-- Begin DATA PROVIDED --

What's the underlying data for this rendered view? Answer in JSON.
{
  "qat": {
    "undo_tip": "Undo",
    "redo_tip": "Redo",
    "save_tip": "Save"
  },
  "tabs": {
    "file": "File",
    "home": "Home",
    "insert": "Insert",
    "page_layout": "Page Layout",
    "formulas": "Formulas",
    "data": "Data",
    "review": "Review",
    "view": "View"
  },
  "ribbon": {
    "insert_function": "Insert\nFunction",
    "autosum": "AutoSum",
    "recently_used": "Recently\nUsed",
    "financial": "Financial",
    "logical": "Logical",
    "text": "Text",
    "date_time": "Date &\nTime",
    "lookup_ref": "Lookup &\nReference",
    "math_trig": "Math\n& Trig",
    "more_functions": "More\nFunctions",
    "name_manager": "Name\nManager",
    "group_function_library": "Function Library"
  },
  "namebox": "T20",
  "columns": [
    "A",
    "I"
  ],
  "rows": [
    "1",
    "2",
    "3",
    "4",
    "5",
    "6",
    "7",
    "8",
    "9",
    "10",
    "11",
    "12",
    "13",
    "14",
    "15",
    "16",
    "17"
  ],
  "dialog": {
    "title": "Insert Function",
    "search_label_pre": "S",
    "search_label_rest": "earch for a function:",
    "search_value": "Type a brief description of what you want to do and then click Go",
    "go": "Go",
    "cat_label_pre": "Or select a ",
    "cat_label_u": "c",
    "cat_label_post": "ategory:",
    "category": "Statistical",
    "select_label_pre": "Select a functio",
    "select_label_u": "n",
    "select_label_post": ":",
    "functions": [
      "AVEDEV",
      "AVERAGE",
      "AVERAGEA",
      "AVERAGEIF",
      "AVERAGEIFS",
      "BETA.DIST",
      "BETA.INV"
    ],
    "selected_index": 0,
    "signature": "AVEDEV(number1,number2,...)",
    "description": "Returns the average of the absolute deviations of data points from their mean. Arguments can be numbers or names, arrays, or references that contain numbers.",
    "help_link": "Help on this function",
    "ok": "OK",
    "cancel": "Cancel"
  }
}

-- End DATA PROVIDED --

> [TASK TO CARRY OUT]
Every record above should be output exactly.

> [SOLUTION FOR THIS TASK]
What's the underlying data for this rendered view? Answer in JSON.
{
  "qat": {
    "undo_tip": "Undo",
    "redo_tip": "Redo",
    "save_tip": "Save"
  },
  "tabs": {
    "file": "File",
    "home": "Home",
    "insert": "Insert",
    "page_layout": "Page Layout",
    "formulas": "Formulas",
    "data": "Data",
    "review": "Review",
    "view": "View"
  },
  "ribbon": {
    "insert_function": "Insert\nFunction",
    "autosum": "AutoSum",
    "recently_used": "Recently\nUsed",
    "financial": "Financial",
    "logical": "Logical",
    "text": "Text",
    "date_time": "Date &\nTime",
    "lookup_ref": "Lookup &\nReference",
    "math_trig": "Math\n& Trig",
    "more_functions": "More\nFunctions",
    "name_manager": "Name\nManager",
    "group_function_library": "Function Library"
  },
  "namebox": "T20",
  "columns": [
    "A",
    "I"
  ],
  "rows": [
    "1",
    "2",
    "3",
    "4",
    "5",
    "6",
    "7",
    "8",
    "9",
    "10",
    "11",
    "12",
    "13",
    "14",
    "15",
    "16",
    "17"
  ],
  "dialog": {
    "title": "Insert Function",
    "search_label_pre": "S",
    "search_label_rest": "earch for a function:",
    "search_value": "Type a brief description of what you want to do and then click Go",
    "go": "Go",
    "cat_label_pre": "Or select a ",
    "cat_label_u": "c",
    "cat_label_post": "ategory:",
    "category": "Statistical",
    "select_label_pre": "Select a functio",
    "select_label_u": "n",
    "select_label_post": ":",
    "functions": [
      "AVEDEV",
      "AVERAGE",
      "AVERAGEA",
      "AVERAGEIF",
      "AVERAGEIFS",
      "BETA.DIST",
      "BETA.INV"
    ],
    "selected_index": 0,
    "signature": "AVEDEV(number1,number2,...)",
    "description": "Returns the average of the absolute deviations of data points from their mean. Arguments can be numbers or names, arrays, or references that contain numbers.",
    "help_link": "Help on this function",
    "ok": "OK",
    "cancel": "Cancel"
  }
}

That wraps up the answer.